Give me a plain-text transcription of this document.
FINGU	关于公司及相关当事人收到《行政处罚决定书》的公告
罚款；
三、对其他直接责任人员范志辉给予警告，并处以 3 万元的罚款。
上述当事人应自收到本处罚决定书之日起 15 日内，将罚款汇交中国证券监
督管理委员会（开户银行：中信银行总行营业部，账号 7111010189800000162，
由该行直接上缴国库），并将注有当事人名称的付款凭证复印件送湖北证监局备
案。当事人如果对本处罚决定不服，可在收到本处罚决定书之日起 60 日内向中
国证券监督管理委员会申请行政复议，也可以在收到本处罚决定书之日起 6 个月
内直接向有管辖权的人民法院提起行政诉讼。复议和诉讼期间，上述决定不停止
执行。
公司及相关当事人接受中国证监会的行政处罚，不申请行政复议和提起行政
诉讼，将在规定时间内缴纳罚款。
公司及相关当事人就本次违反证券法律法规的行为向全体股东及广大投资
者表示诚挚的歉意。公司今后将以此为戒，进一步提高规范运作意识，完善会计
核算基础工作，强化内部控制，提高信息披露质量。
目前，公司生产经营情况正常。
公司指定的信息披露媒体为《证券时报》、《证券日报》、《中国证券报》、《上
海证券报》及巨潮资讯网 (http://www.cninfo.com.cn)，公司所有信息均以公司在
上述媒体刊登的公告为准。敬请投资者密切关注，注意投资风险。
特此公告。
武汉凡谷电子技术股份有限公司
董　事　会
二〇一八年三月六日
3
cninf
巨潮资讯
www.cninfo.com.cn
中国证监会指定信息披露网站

——

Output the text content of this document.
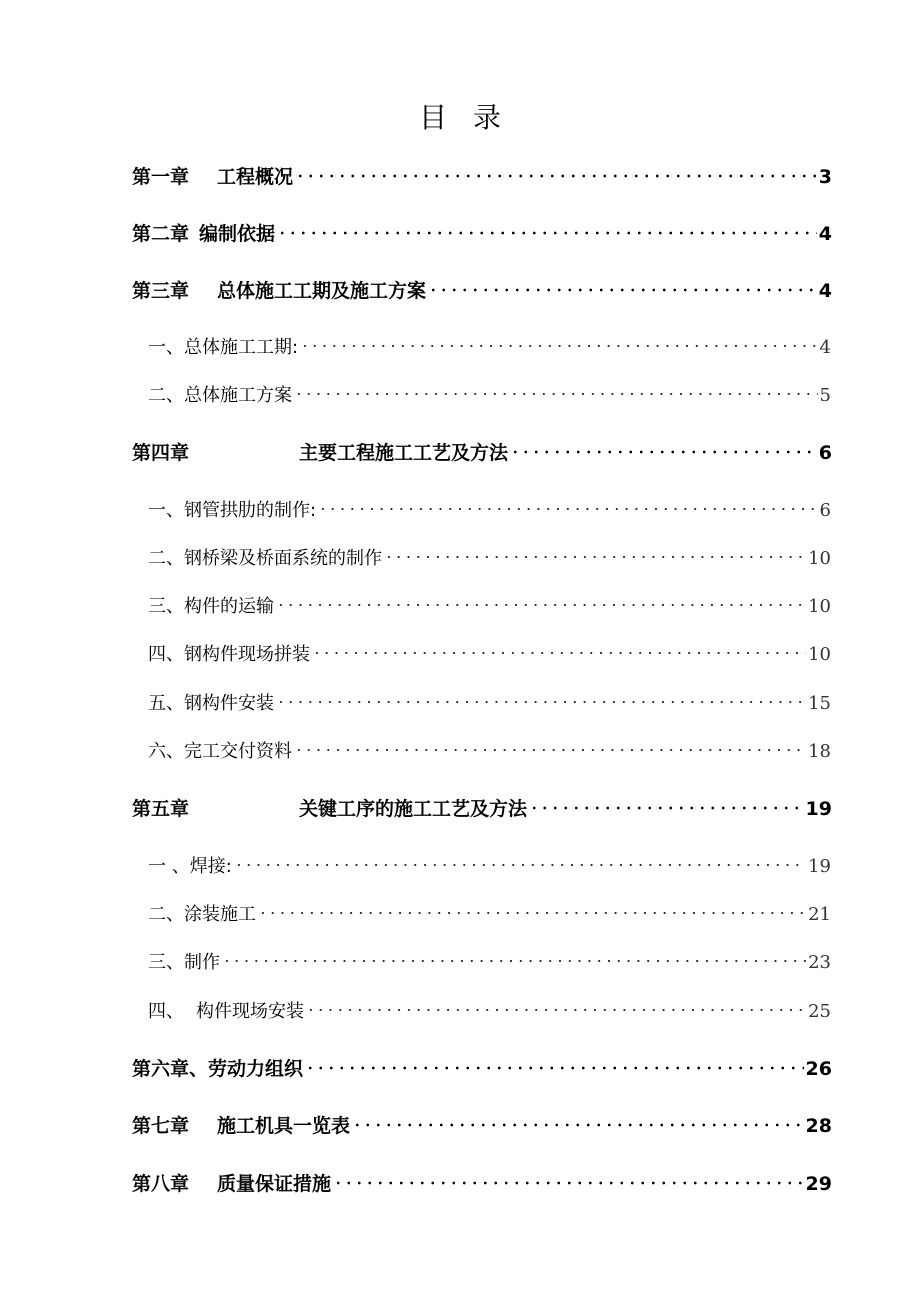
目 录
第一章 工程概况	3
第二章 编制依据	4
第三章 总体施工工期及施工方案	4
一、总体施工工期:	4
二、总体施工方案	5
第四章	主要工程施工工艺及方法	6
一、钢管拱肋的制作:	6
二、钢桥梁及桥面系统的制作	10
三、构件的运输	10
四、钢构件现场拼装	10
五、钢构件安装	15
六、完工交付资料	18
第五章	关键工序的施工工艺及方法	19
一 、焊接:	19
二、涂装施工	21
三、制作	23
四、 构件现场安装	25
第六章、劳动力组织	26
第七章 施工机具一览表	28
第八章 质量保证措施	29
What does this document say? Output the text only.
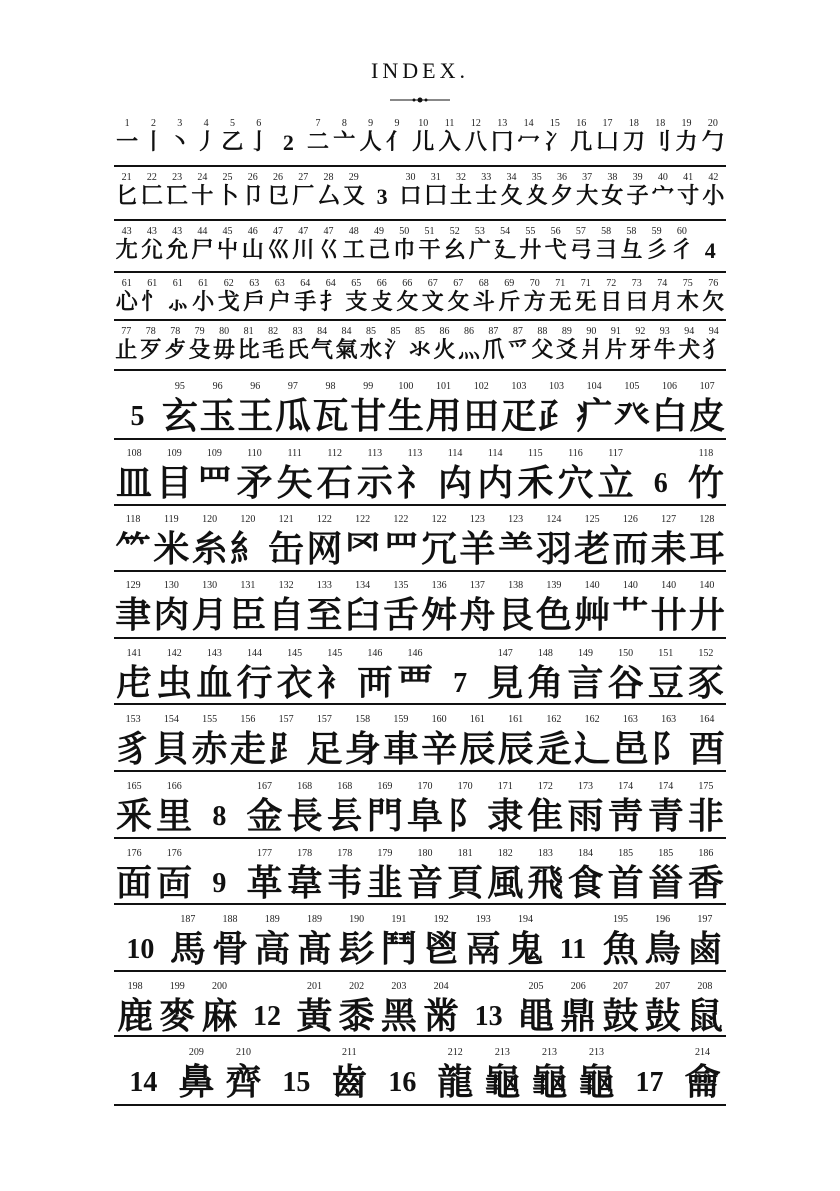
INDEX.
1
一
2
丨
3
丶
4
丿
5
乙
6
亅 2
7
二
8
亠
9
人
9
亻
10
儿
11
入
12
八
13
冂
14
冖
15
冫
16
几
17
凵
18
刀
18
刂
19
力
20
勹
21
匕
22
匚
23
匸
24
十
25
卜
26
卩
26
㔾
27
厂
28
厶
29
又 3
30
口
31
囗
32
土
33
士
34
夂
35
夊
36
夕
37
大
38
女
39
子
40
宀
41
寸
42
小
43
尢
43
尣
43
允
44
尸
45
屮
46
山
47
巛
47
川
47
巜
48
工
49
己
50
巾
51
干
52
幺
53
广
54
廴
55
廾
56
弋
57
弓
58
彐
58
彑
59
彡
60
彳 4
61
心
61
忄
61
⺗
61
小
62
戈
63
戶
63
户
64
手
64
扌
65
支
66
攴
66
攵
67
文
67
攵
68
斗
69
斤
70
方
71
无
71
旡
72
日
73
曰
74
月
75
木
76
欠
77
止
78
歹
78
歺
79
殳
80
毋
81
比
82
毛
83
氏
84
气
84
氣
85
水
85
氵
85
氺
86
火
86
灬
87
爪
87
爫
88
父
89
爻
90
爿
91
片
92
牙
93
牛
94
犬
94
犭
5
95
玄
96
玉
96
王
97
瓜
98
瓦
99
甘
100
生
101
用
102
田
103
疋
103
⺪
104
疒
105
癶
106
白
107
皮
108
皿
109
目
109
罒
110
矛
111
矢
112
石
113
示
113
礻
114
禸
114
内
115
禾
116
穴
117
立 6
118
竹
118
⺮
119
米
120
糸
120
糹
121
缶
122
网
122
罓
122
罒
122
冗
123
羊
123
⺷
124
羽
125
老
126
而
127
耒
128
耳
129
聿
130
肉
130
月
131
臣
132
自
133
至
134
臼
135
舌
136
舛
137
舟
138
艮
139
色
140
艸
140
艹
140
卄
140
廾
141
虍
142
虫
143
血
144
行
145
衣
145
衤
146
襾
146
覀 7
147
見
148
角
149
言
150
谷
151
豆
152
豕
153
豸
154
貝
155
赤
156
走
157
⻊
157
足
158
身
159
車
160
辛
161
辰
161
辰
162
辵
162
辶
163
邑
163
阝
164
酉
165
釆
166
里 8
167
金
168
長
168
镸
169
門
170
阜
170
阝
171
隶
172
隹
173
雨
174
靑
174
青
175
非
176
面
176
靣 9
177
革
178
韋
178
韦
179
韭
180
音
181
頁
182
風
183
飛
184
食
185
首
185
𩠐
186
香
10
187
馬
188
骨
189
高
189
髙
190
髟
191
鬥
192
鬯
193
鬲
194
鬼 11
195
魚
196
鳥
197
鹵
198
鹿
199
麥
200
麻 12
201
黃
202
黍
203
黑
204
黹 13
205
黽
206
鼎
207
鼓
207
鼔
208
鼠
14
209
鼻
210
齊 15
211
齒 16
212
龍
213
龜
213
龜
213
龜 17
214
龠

——

*EXERCISE BRIEF*
Copy every line in the entries above that has the string "Output" in it.

*THE ANSWER*
Output the text content of this document.
What does this document say? Output the text only.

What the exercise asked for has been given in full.